_PROBLEM DETAILS_:
Each line containing the word "subtitle" needs to be copied.

+ + + + +

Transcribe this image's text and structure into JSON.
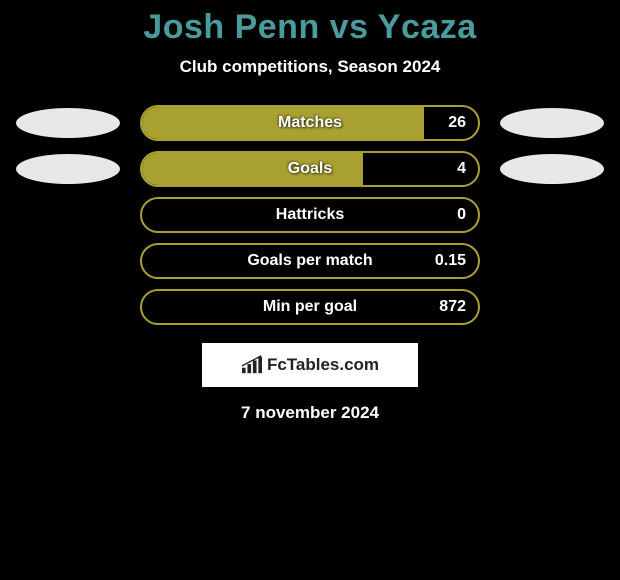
{
  "title": "Josh Penn vs Ycaza",
  "subtitle": "Club competitions, Season 2024",
  "title_color": "#4a9b9e",
  "text_color": "#ffffff",
  "background_color": "#000000",
  "bar_color": "#a8a030",
  "bar_border_color": "#a8a030",
  "ellipse_color": "#e8e8e8",
  "brand_bg": "#ffffff",
  "brand_text_color": "#222222",
  "stats": [
    {
      "label": "Matches",
      "value": "26",
      "fill_pct": 83,
      "show_ellipses": true
    },
    {
      "label": "Goals",
      "value": "4",
      "fill_pct": 65,
      "show_ellipses": true
    },
    {
      "label": "Hattricks",
      "value": "0",
      "fill_pct": 0,
      "show_ellipses": false
    },
    {
      "label": "Goals per match",
      "value": "0.15",
      "fill_pct": 0,
      "show_ellipses": false
    },
    {
      "label": "Min per goal",
      "value": "872",
      "fill_pct": 0,
      "show_ellipses": false
    }
  ],
  "brand": "FcTables.com",
  "date": "7 november 2024",
  "fontsize": {
    "title": 34,
    "subtitle": 17,
    "bar": 16,
    "brand": 17,
    "date": 17
  }
}
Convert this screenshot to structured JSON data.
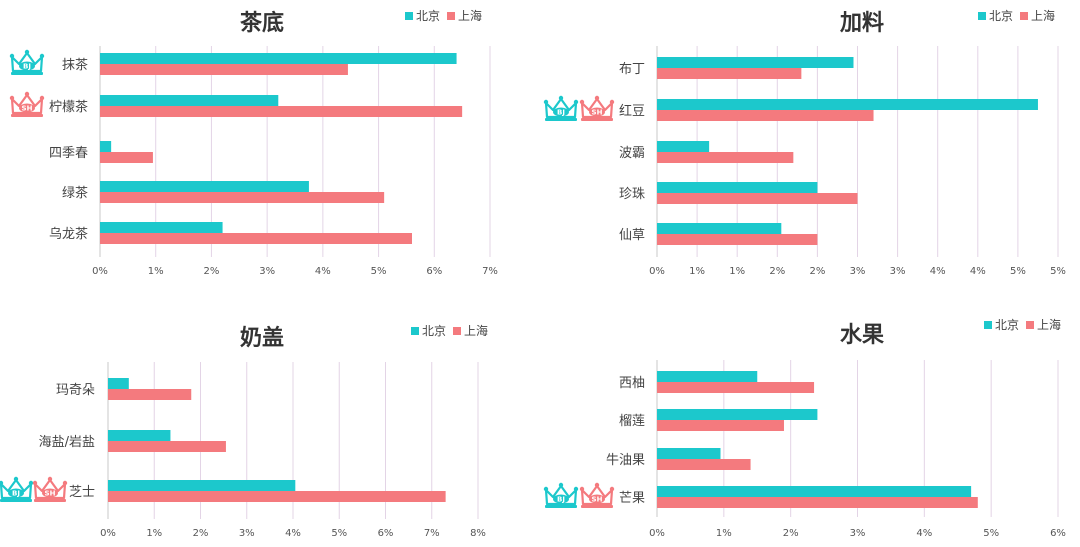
{
  "colors": {
    "beijing": "#1CC8CC",
    "shanghai": "#F47A7E",
    "grid": "#E3D4E6",
    "axis": "#C8C8C8"
  },
  "crown_labels": {
    "beijing": "BJ",
    "shanghai": "SH"
  },
  "chart_data": [
    {
      "type": "bar",
      "orientation": "horizontal",
      "title": "茶底",
      "categories": [
        "抹茶",
        "柠檬茶",
        "四季春",
        "绿茶",
        "乌龙茶"
      ],
      "series": [
        {
          "name": "北京",
          "values": [
            6.4,
            3.2,
            0.2,
            3.75,
            2.2
          ]
        },
        {
          "name": "上海",
          "values": [
            4.45,
            6.5,
            0.95,
            5.1,
            5.6
          ]
        }
      ],
      "xlim": [
        0,
        7
      ],
      "xticks": [
        "0%",
        "1%",
        "2%",
        "3%",
        "4%",
        "5%",
        "6%",
        "7%"
      ],
      "grid": true,
      "legend": "top-right",
      "crowns": [
        [
          "beijing"
        ],
        [
          "shanghai"
        ],
        [],
        [],
        []
      ]
    },
    {
      "type": "bar",
      "orientation": "horizontal",
      "title": "加料",
      "categories": [
        "布丁",
        "红豆",
        "波霸",
        "珍珠",
        "仙草"
      ],
      "series": [
        {
          "name": "北京",
          "values": [
            2.45,
            4.75,
            0.65,
            2.0,
            1.55
          ]
        },
        {
          "name": "上海",
          "values": [
            1.8,
            2.7,
            1.7,
            2.5,
            2.0
          ]
        }
      ],
      "xlim": [
        0,
        5
      ],
      "xticks": [
        "0%",
        "1%",
        "1%",
        "2%",
        "2%",
        "3%",
        "3%",
        "4%",
        "4%",
        "5%",
        "5%"
      ],
      "grid": true,
      "legend": "top-right",
      "crowns": [
        [],
        [
          "beijing",
          "shanghai"
        ],
        [],
        [],
        []
      ]
    },
    {
      "type": "bar",
      "orientation": "horizontal",
      "title": "奶盖",
      "categories": [
        "玛奇朵",
        "海盐/岩盐",
        "芝士"
      ],
      "series": [
        {
          "name": "北京",
          "values": [
            0.45,
            1.35,
            4.05
          ]
        },
        {
          "name": "上海",
          "values": [
            1.8,
            2.55,
            7.3
          ]
        }
      ],
      "xlim": [
        0,
        8
      ],
      "xticks": [
        "0%",
        "1%",
        "2%",
        "3%",
        "4%",
        "5%",
        "6%",
        "7%",
        "8%"
      ],
      "grid": true,
      "legend": "top-right",
      "crowns": [
        [],
        [],
        [
          "beijing",
          "shanghai"
        ]
      ]
    },
    {
      "type": "bar",
      "orientation": "horizontal",
      "title": "水果",
      "categories": [
        "西柚",
        "榴莲",
        "牛油果",
        "芒果"
      ],
      "series": [
        {
          "name": "北京",
          "values": [
            1.5,
            2.4,
            0.95,
            4.7
          ]
        },
        {
          "name": "上海",
          "values": [
            2.35,
            1.9,
            1.4,
            4.8
          ]
        }
      ],
      "xlim": [
        0,
        6
      ],
      "xticks": [
        "0%",
        "1%",
        "2%",
        "3%",
        "4%",
        "5%",
        "6%"
      ],
      "grid": true,
      "legend": "top-right",
      "crowns": [
        [],
        [],
        [],
        [
          "beijing",
          "shanghai"
        ]
      ]
    }
  ]
}
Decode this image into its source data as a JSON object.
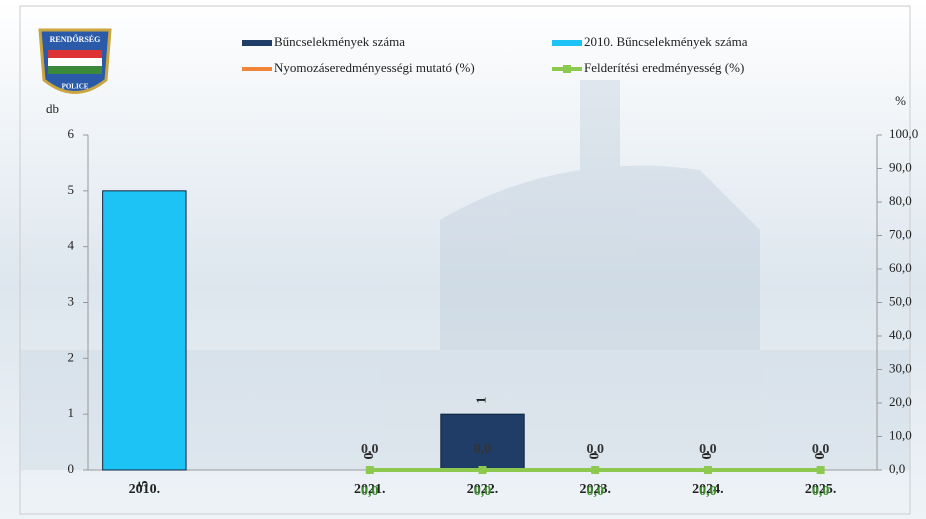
{
  "logo": {
    "top": "RENDŐRSÉG",
    "bottom": "POLICE"
  },
  "chart_data": {
    "type": "bar",
    "y_label": "db",
    "y2_label": "%",
    "categories": [
      "2010.",
      null,
      "2021.",
      "2022.",
      "2023.",
      "2024.",
      "2025."
    ],
    "ylim": [
      0,
      6
    ],
    "yticks": [
      0,
      1,
      2,
      3,
      4,
      5,
      6
    ],
    "y2lim": [
      0,
      100
    ],
    "y2ticks": [
      {
        "value": 0,
        "label": "0,0"
      },
      {
        "value": 10,
        "label": "10,0"
      },
      {
        "value": 20,
        "label": "20,0"
      },
      {
        "value": 30,
        "label": "30,0"
      },
      {
        "value": 40,
        "label": "40,0"
      },
      {
        "value": 50,
        "label": "50,0"
      },
      {
        "value": 60,
        "label": "60,0"
      },
      {
        "value": 70,
        "label": "70,0"
      },
      {
        "value": 80,
        "label": "80,0"
      },
      {
        "value": 90,
        "label": "90,0"
      },
      {
        "value": 100,
        "label": "100,0"
      }
    ],
    "series": [
      {
        "name": "Bűncselekmények száma",
        "type": "bar",
        "color": "#1f3d66",
        "values": [
          null,
          null,
          0,
          1,
          0,
          0,
          0
        ]
      },
      {
        "name": "2010. Bűncselekmények száma",
        "type": "bar",
        "color": "#1ec3f6",
        "values": [
          5,
          null,
          null,
          null,
          null,
          null,
          null
        ]
      },
      {
        "name": "Nyomozáseredményességi mutató (%)",
        "type": "line",
        "axis": "y2",
        "color": "#f0843a",
        "values": [
          null,
          null,
          0,
          0,
          0,
          0,
          0
        ],
        "value_labels": [
          null,
          null,
          "0,0",
          "0,0",
          "0,0",
          "0,0",
          "0,0"
        ]
      },
      {
        "name": "Felderítési eredményesség (%)",
        "type": "line",
        "axis": "y2",
        "color": "#8cc94e",
        "values": [
          null,
          null,
          0,
          0,
          0,
          0,
          0
        ],
        "value_labels": [
          null,
          null,
          "0,0",
          "0,0",
          "0,0",
          "0,0",
          "0,0"
        ]
      }
    ]
  }
}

+ + + + +

_RESULT OF THIS EXERCISE_:
  "subtitle": "Club competitions, Season 2024",
    "subtitle": 17,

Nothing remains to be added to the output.